──────── SUPPLIED RECORDS ────────

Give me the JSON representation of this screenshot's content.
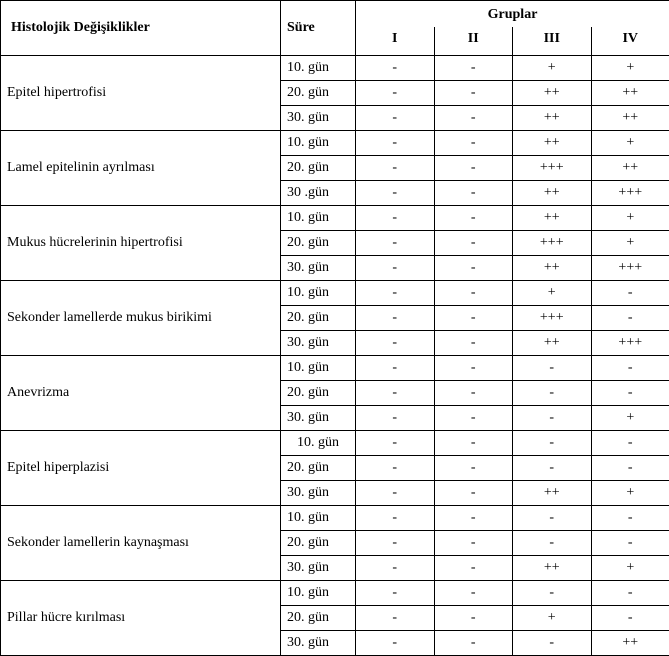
{
  "header": {
    "changes_label": "Histolojik Değişiklikler",
    "sure_label": "Süre",
    "gruplar_label": "Gruplar",
    "group_labels": [
      "I",
      "II",
      "III",
      "IV"
    ]
  },
  "rows": [
    {
      "change": "Epitel hipertrofisi",
      "periods": [
        {
          "sure": "10. gün",
          "sure_align": "left",
          "vals": [
            "-",
            "-",
            "+",
            "+"
          ]
        },
        {
          "sure": "20. gün",
          "sure_align": "left",
          "vals": [
            "-",
            "-",
            "++",
            "++"
          ]
        },
        {
          "sure": "30. gün",
          "sure_align": "left",
          "vals": [
            "-",
            "-",
            "++",
            "++"
          ]
        }
      ]
    },
    {
      "change": "Lamel epitelinin ayrılması",
      "periods": [
        {
          "sure": "10. gün",
          "sure_align": "left",
          "vals": [
            "-",
            "-",
            "++",
            "+"
          ]
        },
        {
          "sure": "20. gün",
          "sure_align": "left",
          "vals": [
            "-",
            "-",
            "+++",
            "++"
          ]
        },
        {
          "sure": "30 .gün",
          "sure_align": "left",
          "vals": [
            "-",
            "-",
            "++",
            "+++"
          ]
        }
      ]
    },
    {
      "change": "Mukus hücrelerinin hipertrofisi",
      "periods": [
        {
          "sure": "10. gün",
          "sure_align": "left",
          "vals": [
            "-",
            "-",
            "++",
            "+"
          ]
        },
        {
          "sure": "20. gün",
          "sure_align": "left",
          "vals": [
            "-",
            "-",
            "+++",
            "+"
          ]
        },
        {
          "sure": "30. gün",
          "sure_align": "left",
          "vals": [
            "-",
            "-",
            "++",
            "+++"
          ]
        }
      ]
    },
    {
      "change": "Sekonder lamellerde mukus birikimi",
      "periods": [
        {
          "sure": "10. gün",
          "sure_align": "left",
          "vals": [
            "-",
            "-",
            "+",
            "-"
          ]
        },
        {
          "sure": "20. gün",
          "sure_align": "left",
          "vals": [
            "-",
            "-",
            "+++",
            "-"
          ]
        },
        {
          "sure": "30. gün",
          "sure_align": "left",
          "vals": [
            "-",
            "-",
            "++",
            "+++"
          ]
        }
      ]
    },
    {
      "change": "Anevrizma",
      "periods": [
        {
          "sure": "10. gün",
          "sure_align": "left",
          "vals": [
            "-",
            "-",
            "-",
            "-"
          ]
        },
        {
          "sure": "20. gün",
          "sure_align": "left",
          "vals": [
            "-",
            "-",
            "-",
            "-"
          ]
        },
        {
          "sure": "30. gün",
          "sure_align": "left",
          "vals": [
            "-",
            "-",
            "-",
            "+"
          ]
        }
      ]
    },
    {
      "change": "Epitel hiperplazisi",
      "periods": [
        {
          "sure": "10. gün",
          "sure_align": "center",
          "vals": [
            "-",
            "-",
            "-",
            "-"
          ]
        },
        {
          "sure": "20. gün",
          "sure_align": "left",
          "vals": [
            "-",
            "-",
            "-",
            "-"
          ]
        },
        {
          "sure": "30. gün",
          "sure_align": "left",
          "vals": [
            "-",
            "-",
            "++",
            "+"
          ]
        }
      ]
    },
    {
      "change": "Sekonder lamellerin kaynaşması",
      "periods": [
        {
          "sure": "10. gün",
          "sure_align": "left",
          "vals": [
            "-",
            "-",
            "-",
            "-"
          ]
        },
        {
          "sure": "20. gün",
          "sure_align": "left",
          "vals": [
            "-",
            "-",
            "-",
            "-"
          ]
        },
        {
          "sure": "30. gün",
          "sure_align": "left",
          "vals": [
            "-",
            "-",
            "++",
            "+"
          ]
        }
      ]
    },
    {
      "change": "Pillar hücre kırılması",
      "periods": [
        {
          "sure": "10. gün",
          "sure_align": "left",
          "vals": [
            "-",
            "-",
            "-",
            "-"
          ]
        },
        {
          "sure": "20. gün",
          "sure_align": "left",
          "vals": [
            "-",
            "-",
            "+",
            "-"
          ]
        },
        {
          "sure": "30. gün",
          "sure_align": "left",
          "vals": [
            "-",
            "-",
            "-",
            "++"
          ]
        }
      ]
    }
  ]
}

────────

• **PROBLEM TO SOLVE**: Reproduce each line exactly, please, except for any pictures.

• **WRITTEN SOLUTION**:
Give me the JSON representation of this screenshot's content.
{
  "header": {
    "changes_label": "Histolojik Değişiklikler",
    "sure_label": "Süre",
    "gruplar_label": "Gruplar",
    "group_labels": [
      "I",
      "II",
      "III",
      "IV"
    ]
  },
  "rows": [
    {
      "change": "Epitel hipertrofisi",
      "periods": [
        {
          "sure": "10. gün",
          "sure_align": "left",
          "vals": [
            "-",
            "-",
            "+",
            "+"
          ]
        },
        {
          "sure": "20. gün",
          "sure_align": "left",
          "vals": [
            "-",
            "-",
            "++",
            "++"
          ]
        },
        {
          "sure": "30. gün",
          "sure_align": "left",
          "vals": [
            "-",
            "-",
            "++",
            "++"
          ]
        }
      ]
    },
    {
      "change": "Lamel epitelinin ayrılması",
      "periods": [
        {
          "sure": "10. gün",
          "sure_align": "left",
          "vals": [
            "-",
            "-",
            "++",
            "+"
          ]
        },
        {
          "sure": "20. gün",
          "sure_align": "left",
          "vals": [
            "-",
            "-",
            "+++",
            "++"
          ]
        },
        {
          "sure": "30 .gün",
          "sure_align": "left",
          "vals": [
            "-",
            "-",
            "++",
            "+++"
          ]
        }
      ]
    },
    {
      "change": "Mukus hücrelerinin hipertrofisi",
      "periods": [
        {
          "sure": "10. gün",
          "sure_align": "left",
          "vals": [
            "-",
            "-",
            "++",
            "+"
          ]
        },
        {
          "sure": "20. gün",
          "sure_align": "left",
          "vals": [
            "-",
            "-",
            "+++",
            "+"
          ]
        },
        {
          "sure": "30. gün",
          "sure_align": "left",
          "vals": [
            "-",
            "-",
            "++",
            "+++"
          ]
        }
      ]
    },
    {
      "change": "Sekonder lamellerde mukus birikimi",
      "periods": [
        {
          "sure": "10. gün",
          "sure_align": "left",
          "vals": [
            "-",
            "-",
            "+",
            "-"
          ]
        },
        {
          "sure": "20. gün",
          "sure_align": "left",
          "vals": [
            "-",
            "-",
            "+++",
            "-"
          ]
        },
        {
          "sure": "30. gün",
          "sure_align": "left",
          "vals": [
            "-",
            "-",
            "++",
            "+++"
          ]
        }
      ]
    },
    {
      "change": "Anevrizma",
      "periods": [
        {
          "sure": "10. gün",
          "sure_align": "left",
          "vals": [
            "-",
            "-",
            "-",
            "-"
          ]
        },
        {
          "sure": "20. gün",
          "sure_align": "left",
          "vals": [
            "-",
            "-",
            "-",
            "-"
          ]
        },
        {
          "sure": "30. gün",
          "sure_align": "left",
          "vals": [
            "-",
            "-",
            "-",
            "+"
          ]
        }
      ]
    },
    {
      "change": "Epitel hiperplazisi",
      "periods": [
        {
          "sure": "10. gün",
          "sure_align": "center",
          "vals": [
            "-",
            "-",
            "-",
            "-"
          ]
        },
        {
          "sure": "20. gün",
          "sure_align": "left",
          "vals": [
            "-",
            "-",
            "-",
            "-"
          ]
        },
        {
          "sure": "30. gün",
          "sure_align": "left",
          "vals": [
            "-",
            "-",
            "++",
            "+"
          ]
        }
      ]
    },
    {
      "change": "Sekonder lamellerin kaynaşması",
      "periods": [
        {
          "sure": "10. gün",
          "sure_align": "left",
          "vals": [
            "-",
            "-",
            "-",
            "-"
          ]
        },
        {
          "sure": "20. gün",
          "sure_align": "left",
          "vals": [
            "-",
            "-",
            "-",
            "-"
          ]
        },
        {
          "sure": "30. gün",
          "sure_align": "left",
          "vals": [
            "-",
            "-",
            "++",
            "+"
          ]
        }
      ]
    },
    {
      "change": "Pillar hücre kırılması",
      "periods": [
        {
          "sure": "10. gün",
          "sure_align": "left",
          "vals": [
            "-",
            "-",
            "-",
            "-"
          ]
        },
        {
          "sure": "20. gün",
          "sure_align": "left",
          "vals": [
            "-",
            "-",
            "+",
            "-"
          ]
        },
        {
          "sure": "30. gün",
          "sure_align": "left",
          "vals": [
            "-",
            "-",
            "-",
            "++"
          ]
        }
      ]
    }
  ]
}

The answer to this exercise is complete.